■ **Objective**: Find the word "values" in the listing; pull out each line holding it.

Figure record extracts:
▼

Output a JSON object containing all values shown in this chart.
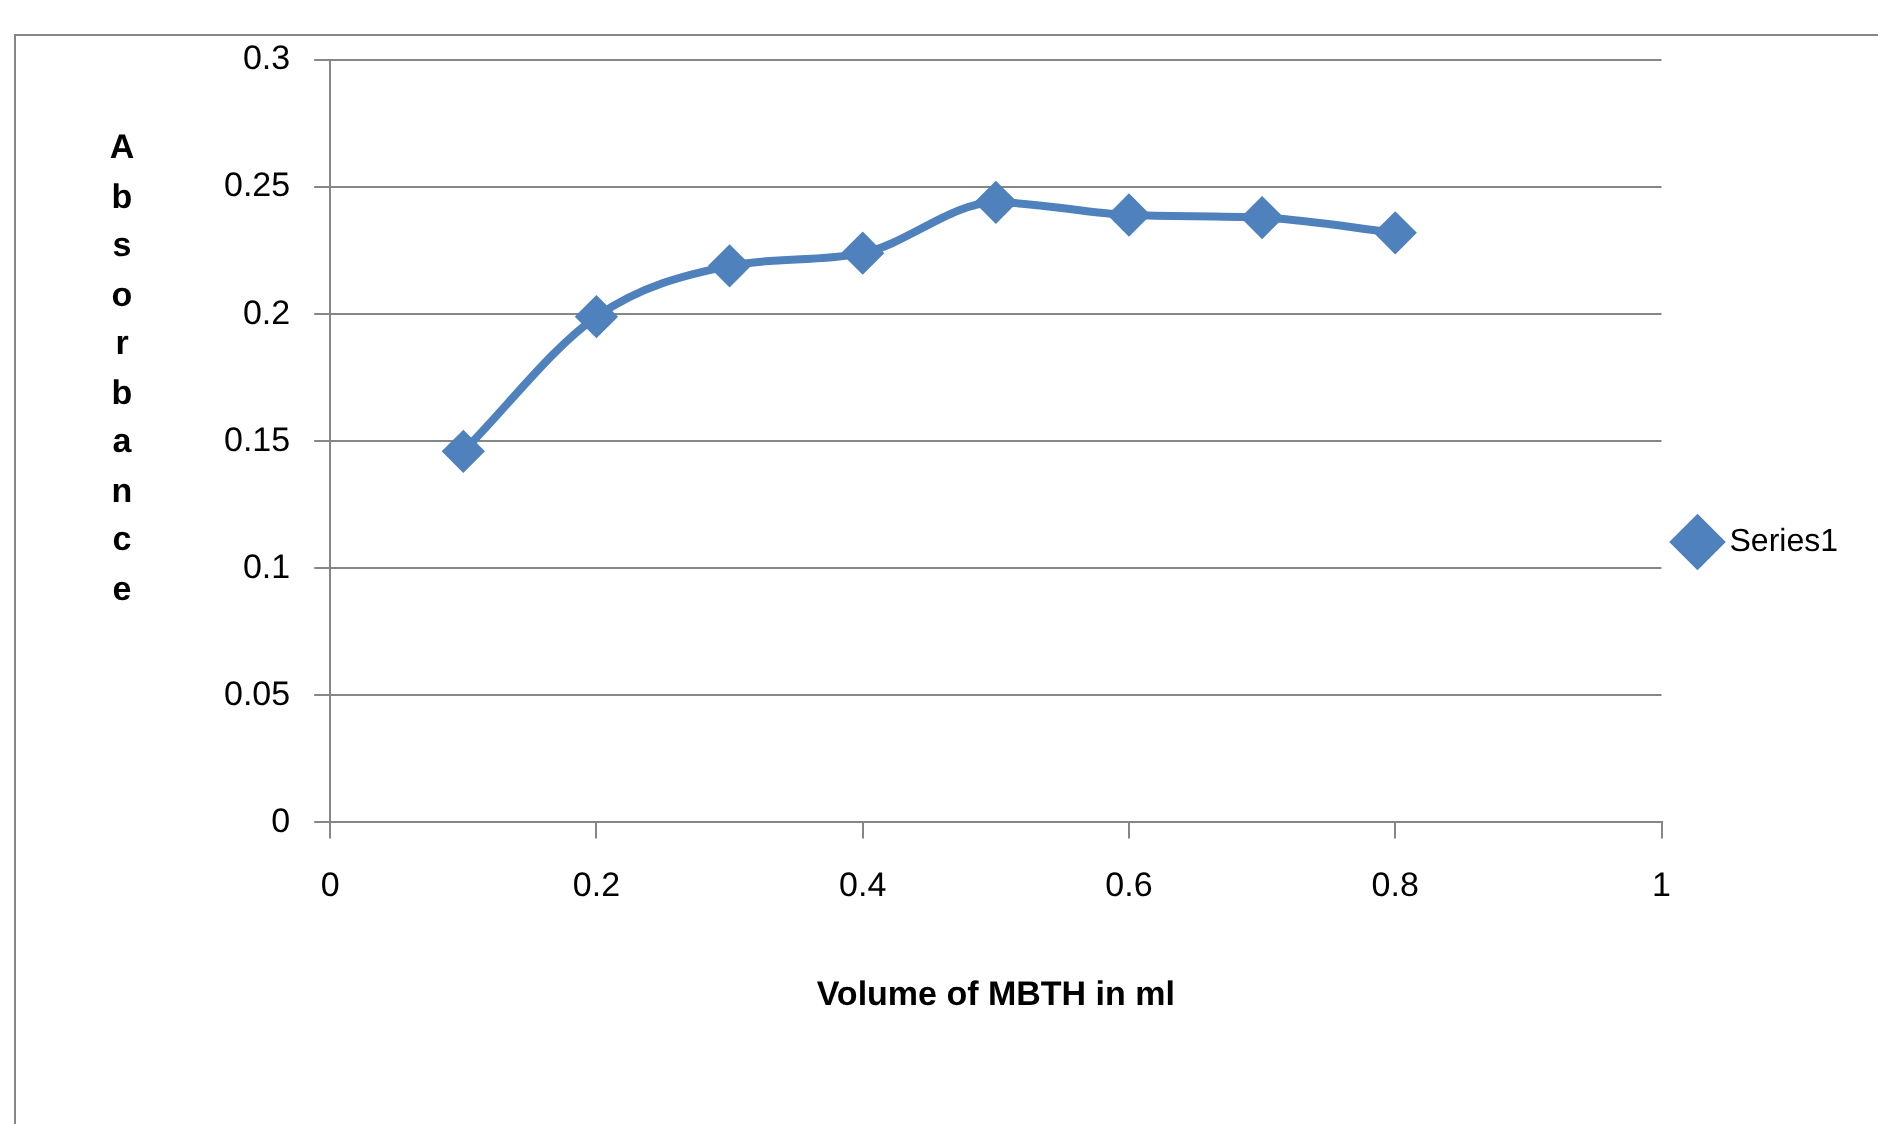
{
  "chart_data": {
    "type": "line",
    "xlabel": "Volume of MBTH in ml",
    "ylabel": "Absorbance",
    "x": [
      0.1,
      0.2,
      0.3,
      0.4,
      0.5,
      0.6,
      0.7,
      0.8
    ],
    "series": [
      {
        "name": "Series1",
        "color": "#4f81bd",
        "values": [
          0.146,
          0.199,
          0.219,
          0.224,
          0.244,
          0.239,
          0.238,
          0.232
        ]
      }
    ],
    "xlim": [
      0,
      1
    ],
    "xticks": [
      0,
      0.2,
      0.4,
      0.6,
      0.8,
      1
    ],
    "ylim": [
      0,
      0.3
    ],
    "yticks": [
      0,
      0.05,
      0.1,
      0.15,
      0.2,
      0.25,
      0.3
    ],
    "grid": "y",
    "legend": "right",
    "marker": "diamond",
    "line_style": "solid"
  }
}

▲

■ **Task response**:
Output a JSON object containing all values shown in this chart.
        "values": [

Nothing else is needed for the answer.